+++ Information provided +++

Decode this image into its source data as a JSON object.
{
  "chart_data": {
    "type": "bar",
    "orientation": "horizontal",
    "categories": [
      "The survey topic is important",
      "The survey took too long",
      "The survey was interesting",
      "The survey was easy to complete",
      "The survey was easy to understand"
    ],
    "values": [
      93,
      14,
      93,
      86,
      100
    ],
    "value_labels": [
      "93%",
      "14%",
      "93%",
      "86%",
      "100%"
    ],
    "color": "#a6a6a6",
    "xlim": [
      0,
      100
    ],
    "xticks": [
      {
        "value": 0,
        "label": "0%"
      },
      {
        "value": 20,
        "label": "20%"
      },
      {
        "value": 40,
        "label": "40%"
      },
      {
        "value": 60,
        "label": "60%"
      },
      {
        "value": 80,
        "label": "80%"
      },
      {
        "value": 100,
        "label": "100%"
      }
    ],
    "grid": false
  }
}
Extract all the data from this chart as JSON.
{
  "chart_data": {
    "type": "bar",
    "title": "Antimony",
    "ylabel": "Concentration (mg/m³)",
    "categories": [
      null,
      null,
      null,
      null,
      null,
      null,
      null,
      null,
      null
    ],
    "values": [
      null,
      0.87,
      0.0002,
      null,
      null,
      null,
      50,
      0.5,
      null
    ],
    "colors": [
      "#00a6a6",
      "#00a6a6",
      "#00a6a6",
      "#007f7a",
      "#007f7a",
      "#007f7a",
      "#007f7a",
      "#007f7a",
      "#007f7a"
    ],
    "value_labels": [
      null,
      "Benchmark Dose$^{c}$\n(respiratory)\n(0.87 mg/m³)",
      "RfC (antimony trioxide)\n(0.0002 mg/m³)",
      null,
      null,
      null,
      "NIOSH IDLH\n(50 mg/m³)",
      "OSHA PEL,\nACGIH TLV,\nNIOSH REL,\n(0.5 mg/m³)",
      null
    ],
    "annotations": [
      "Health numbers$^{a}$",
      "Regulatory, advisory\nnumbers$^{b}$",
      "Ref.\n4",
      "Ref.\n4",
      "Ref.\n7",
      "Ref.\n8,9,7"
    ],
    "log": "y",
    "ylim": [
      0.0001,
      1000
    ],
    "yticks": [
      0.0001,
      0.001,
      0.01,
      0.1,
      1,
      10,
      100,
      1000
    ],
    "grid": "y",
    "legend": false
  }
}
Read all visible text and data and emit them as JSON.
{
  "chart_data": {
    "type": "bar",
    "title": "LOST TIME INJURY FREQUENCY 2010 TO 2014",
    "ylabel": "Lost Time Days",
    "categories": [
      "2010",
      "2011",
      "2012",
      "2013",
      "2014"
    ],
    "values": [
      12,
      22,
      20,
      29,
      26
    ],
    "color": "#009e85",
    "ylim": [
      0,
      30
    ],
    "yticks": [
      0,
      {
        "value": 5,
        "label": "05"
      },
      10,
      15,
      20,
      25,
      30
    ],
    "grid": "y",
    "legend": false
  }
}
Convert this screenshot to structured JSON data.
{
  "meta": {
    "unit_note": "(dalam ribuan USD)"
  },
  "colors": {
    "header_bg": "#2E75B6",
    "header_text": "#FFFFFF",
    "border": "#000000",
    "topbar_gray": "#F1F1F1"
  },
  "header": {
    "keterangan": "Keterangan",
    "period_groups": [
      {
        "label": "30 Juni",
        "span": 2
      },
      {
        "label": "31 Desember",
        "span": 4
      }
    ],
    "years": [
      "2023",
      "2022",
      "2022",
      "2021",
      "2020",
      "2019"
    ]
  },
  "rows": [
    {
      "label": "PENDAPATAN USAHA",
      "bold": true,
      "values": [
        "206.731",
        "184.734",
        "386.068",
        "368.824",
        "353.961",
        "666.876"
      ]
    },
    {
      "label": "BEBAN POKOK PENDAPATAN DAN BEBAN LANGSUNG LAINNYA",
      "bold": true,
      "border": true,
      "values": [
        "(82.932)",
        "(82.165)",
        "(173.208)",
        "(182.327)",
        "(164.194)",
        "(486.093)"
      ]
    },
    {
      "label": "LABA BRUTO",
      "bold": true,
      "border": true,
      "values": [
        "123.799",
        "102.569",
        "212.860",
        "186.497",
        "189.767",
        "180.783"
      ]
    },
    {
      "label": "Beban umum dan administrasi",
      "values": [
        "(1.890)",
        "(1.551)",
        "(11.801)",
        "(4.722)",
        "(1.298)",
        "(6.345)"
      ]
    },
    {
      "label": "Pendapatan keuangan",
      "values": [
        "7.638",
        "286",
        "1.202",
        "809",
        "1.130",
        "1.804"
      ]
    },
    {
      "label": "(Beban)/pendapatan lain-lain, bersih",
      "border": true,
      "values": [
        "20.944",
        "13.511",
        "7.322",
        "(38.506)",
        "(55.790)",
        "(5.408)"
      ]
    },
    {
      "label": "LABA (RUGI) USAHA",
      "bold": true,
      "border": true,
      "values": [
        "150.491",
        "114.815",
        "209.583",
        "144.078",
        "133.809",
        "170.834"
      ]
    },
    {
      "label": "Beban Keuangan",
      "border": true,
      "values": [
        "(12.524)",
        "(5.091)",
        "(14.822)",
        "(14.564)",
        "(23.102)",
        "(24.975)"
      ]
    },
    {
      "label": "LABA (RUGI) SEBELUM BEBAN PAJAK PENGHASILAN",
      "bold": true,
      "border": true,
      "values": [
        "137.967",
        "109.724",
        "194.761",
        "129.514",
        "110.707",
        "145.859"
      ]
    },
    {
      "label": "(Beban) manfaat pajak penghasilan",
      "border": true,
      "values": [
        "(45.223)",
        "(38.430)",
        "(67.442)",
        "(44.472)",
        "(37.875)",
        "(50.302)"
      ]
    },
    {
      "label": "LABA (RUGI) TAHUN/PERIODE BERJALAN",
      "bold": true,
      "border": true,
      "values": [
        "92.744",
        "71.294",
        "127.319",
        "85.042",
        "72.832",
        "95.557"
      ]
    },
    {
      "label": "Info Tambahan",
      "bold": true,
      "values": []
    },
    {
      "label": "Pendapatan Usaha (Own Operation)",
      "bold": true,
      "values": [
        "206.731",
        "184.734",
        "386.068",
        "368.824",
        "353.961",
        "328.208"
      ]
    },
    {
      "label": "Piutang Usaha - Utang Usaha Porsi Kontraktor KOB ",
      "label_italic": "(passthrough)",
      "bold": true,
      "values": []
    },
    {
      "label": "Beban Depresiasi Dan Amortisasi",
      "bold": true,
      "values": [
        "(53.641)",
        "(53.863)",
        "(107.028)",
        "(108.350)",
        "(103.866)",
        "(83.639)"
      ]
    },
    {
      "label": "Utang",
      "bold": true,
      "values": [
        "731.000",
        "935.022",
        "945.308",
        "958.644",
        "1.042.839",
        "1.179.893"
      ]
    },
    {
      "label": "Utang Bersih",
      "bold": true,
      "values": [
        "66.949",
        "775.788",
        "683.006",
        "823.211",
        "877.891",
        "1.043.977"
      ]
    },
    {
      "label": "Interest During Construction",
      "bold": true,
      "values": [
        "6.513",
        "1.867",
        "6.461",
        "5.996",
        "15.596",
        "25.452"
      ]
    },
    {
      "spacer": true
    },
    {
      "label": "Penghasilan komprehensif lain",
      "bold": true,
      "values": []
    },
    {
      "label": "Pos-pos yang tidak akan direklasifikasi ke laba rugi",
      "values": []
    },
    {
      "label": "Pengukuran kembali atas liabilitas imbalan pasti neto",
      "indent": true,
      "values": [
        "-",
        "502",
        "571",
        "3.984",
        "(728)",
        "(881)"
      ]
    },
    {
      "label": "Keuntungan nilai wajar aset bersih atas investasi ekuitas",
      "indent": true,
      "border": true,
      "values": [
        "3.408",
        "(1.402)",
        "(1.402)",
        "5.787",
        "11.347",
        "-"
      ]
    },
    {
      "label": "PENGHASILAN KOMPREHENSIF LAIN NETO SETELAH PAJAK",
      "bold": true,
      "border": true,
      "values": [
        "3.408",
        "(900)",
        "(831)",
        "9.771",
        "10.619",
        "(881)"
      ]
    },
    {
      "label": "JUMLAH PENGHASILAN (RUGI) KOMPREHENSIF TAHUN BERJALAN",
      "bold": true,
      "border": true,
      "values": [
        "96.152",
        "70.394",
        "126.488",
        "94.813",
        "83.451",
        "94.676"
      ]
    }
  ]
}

+++

Exercise objective — Collect each line of the entries that has the word "title", copying it in full.

Result for this task —
    "title": "Antimony",
    "title": "LOST TIME INJURY FREQUENCY 2010 TO 2014",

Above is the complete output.